Selected text Start Marker
Anyone else looking to make life less enjoyable right now? Good, good, I’m glad I’m not the only one. Thankfully for those of us devoted to denying ourselves simple pleasures like, say, meals with texture, a new kind of “food” is hitting the market. This “gourmet, innovative 50g square,” developed by a food-tech startup called SquarEat, is pretty much exactly what it sounds like: squares of food smashed into oblivion (or something like that) and packaged for the busy worker who doesn’t have time to enjoy a full bottle of Soylent, let alone stop off at Sweetgreen to buy a salad to inhale over their laptops.
In an online crowdfunding campaign, which has brought in more than $150,000, the company describes the way it intends to disrupt the food delivery marketplace: by shipping a bunch of these squares to your doorstep. Had this concept been floated a few years ago, I probably would have reacted with more disgust and eye-rolling. But at this point, we have Soylent, we have Huel, we have so many brands that are committed to sacrificing all flavor and texture in pursuit of efficiency. Hey, at least SquarEat is saying they want you to enjoy your dinner — even if it is just six differently colored blocks of food on a sad little tray. Like a TV dinner without the kitsch! Among the sweet and savory offerings are beef square, hazelnut square, sea bass square, and quinoa square. If you put all the green blocks in a lineup and make me guess which is asparagus square and which is pistachio and cashew square, I’ll have no idea. So I really hope you don’t eat with your eyes first.
Selected text End Marker
Extracted information Start Marker
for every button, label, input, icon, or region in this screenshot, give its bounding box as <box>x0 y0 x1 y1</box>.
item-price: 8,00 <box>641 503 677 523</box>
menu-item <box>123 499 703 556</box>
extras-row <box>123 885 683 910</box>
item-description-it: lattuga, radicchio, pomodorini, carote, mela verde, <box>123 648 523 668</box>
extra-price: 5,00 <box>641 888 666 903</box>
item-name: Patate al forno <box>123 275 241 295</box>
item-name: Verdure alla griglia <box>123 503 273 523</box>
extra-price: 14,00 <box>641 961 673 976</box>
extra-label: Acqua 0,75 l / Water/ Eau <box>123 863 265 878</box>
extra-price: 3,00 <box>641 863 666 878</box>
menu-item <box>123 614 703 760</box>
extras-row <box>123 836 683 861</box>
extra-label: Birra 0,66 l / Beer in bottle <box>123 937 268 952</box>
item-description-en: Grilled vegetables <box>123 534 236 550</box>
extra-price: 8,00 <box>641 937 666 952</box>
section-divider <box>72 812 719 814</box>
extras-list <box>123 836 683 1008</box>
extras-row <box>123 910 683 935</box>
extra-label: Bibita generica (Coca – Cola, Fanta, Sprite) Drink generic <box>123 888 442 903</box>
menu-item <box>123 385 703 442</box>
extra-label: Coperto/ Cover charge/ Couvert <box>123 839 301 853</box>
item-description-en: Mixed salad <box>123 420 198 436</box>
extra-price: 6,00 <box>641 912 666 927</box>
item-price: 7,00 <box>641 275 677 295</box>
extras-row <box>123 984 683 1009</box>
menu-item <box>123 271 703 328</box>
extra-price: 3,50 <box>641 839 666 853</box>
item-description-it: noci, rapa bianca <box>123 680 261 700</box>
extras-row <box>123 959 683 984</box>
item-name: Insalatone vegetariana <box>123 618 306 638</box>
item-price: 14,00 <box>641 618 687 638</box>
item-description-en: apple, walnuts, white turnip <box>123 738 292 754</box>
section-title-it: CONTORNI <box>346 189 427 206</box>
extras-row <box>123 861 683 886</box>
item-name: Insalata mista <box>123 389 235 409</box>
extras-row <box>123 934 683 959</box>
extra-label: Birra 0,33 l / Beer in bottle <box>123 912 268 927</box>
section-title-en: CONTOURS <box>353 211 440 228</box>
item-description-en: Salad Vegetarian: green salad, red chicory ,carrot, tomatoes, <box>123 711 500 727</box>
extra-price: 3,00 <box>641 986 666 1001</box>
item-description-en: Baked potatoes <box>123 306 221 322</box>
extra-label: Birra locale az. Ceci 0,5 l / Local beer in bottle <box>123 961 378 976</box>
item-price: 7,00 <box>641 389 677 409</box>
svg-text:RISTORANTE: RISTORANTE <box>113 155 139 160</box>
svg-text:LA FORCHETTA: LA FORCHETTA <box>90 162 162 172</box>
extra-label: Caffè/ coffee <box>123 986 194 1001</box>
Extracted information End Marker
Complete the following:
**a.** From the article about SquarEat, write out the passage starting at "Anyone else looking" and ending at "over their laptops.".
**b.** According to the article about SquarEat, how much money has the company's online crowdfunding campaign brought in?

List of answers:
**a.**
Anyone else looking to make life less enjoyable right now? Good, good, I’m glad I’m not the only one. Thankfully for those of us devoted to denying ourselves simple pleasures like, say, meals with texture, a new kind of “food” is hitting the market. This “gourmet, innovative 50g square,” developed by a food-tech startup called SquarEat, is pretty much exactly what it sounds like: squares of food smashed into oblivion (or something like that) and packaged for the busy worker who doesn’t have time to enjoy a full bottle of Soylent, let alone stop off at Sweetgreen to buy a salad to inhale over their laptops.

**b.** More than $150,000.